Data items:
--- --- ---

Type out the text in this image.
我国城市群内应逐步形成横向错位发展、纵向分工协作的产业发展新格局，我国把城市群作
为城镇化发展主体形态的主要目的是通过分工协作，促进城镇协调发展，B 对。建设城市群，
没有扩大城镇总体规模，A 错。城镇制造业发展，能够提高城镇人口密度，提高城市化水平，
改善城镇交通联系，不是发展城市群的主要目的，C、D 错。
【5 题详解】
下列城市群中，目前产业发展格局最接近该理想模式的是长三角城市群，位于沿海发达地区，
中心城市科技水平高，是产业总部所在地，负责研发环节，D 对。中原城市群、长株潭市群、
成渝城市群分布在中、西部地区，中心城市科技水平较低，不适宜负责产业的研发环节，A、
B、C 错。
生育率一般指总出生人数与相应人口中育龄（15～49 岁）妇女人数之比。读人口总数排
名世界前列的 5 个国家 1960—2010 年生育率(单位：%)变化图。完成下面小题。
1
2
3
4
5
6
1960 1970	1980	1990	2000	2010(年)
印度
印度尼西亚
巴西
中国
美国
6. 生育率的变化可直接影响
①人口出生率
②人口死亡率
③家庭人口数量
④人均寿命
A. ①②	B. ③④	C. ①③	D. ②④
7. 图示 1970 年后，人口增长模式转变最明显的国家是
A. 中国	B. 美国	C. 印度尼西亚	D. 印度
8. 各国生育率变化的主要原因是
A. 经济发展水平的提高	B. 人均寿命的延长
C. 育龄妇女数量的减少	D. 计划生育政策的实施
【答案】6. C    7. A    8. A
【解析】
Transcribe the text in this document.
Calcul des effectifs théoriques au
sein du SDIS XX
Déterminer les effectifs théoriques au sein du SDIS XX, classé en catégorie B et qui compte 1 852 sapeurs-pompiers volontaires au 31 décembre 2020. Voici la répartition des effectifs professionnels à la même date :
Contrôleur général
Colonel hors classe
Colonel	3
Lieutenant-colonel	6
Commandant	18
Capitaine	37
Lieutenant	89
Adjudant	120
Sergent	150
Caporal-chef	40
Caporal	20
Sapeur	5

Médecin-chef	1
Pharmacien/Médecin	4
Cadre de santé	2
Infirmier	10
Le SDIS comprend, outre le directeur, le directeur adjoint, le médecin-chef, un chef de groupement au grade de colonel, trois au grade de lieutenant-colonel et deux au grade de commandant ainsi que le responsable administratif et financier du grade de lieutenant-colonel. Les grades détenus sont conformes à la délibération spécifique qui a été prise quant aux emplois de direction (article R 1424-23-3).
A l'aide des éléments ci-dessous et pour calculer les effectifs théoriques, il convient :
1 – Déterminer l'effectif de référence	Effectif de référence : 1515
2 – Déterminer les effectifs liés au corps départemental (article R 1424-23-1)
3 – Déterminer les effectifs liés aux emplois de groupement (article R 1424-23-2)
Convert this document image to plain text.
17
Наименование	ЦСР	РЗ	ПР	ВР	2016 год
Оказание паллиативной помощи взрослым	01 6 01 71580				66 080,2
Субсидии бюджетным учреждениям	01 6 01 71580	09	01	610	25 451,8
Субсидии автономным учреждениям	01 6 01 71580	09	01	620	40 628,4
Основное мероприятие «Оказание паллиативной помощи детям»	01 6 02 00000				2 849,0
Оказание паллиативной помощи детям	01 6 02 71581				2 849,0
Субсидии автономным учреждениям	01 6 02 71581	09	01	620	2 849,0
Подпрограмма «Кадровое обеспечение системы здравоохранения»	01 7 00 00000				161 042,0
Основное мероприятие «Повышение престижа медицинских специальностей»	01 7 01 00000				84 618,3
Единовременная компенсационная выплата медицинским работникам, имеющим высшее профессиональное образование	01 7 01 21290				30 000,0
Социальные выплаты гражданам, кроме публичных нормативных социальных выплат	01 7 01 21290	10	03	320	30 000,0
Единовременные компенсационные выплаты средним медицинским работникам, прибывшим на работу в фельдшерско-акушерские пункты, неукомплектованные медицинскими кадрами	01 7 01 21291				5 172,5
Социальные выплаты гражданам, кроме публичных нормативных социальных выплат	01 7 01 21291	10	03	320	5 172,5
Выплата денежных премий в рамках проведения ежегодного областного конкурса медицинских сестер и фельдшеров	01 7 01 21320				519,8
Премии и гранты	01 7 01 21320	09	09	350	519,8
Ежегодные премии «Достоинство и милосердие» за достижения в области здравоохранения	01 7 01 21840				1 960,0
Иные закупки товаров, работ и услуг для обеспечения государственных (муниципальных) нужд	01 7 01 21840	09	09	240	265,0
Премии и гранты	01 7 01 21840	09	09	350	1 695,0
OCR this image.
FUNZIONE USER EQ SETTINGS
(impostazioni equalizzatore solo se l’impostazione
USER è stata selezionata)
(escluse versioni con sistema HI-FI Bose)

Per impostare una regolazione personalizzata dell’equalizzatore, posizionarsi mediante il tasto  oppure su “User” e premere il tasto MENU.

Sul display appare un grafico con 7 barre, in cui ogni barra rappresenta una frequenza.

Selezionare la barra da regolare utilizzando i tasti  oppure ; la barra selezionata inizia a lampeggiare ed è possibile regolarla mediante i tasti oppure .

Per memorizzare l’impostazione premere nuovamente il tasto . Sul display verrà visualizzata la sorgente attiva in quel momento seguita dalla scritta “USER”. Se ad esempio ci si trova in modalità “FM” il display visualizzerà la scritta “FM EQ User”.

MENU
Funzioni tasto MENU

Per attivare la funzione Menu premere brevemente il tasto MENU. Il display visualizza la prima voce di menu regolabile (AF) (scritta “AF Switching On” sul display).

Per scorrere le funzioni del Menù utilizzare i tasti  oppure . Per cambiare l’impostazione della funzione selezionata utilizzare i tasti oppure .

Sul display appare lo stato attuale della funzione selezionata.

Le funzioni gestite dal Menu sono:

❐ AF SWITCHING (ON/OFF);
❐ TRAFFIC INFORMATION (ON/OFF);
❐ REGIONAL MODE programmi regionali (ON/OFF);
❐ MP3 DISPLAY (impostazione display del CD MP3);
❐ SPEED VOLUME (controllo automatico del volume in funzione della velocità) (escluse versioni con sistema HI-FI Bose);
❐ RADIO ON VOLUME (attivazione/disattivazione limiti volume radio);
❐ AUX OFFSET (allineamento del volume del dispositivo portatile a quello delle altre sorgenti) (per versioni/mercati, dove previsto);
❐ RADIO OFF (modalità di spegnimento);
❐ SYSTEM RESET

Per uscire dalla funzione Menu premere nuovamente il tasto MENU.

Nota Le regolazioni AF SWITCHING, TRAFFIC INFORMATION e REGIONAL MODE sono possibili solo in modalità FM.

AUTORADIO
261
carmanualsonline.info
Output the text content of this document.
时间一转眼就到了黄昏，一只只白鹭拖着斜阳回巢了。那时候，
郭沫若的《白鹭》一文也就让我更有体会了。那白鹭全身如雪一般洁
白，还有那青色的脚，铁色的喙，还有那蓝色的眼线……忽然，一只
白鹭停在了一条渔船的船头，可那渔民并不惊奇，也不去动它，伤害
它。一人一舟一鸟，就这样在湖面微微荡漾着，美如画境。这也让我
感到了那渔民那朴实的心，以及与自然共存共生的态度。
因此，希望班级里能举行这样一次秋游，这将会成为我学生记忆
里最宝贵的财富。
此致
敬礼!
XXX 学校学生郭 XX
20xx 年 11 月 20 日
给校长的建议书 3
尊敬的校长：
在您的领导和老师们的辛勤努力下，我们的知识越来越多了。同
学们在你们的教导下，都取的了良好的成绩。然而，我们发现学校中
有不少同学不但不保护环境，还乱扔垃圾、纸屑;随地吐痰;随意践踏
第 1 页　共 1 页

--- --- ---

Make a copy of each line that contains the string "выплаты".

Социальные выплаты гражданам, кроме публичных нормативных социальных выплат	01 7 01 21290	10	03	320	30 000,0
Единовременные компенсационные выплаты средним медицинским работникам, прибывшим на работу в фельдшерско-акушерские пункты, неукомплектованные медицинскими кадрами	01 7 01 21291				5 172,5
Социальные выплаты гражданам, кроме публичных нормативных социальных выплат	01 7 01 21291	10	03	320	5 172,5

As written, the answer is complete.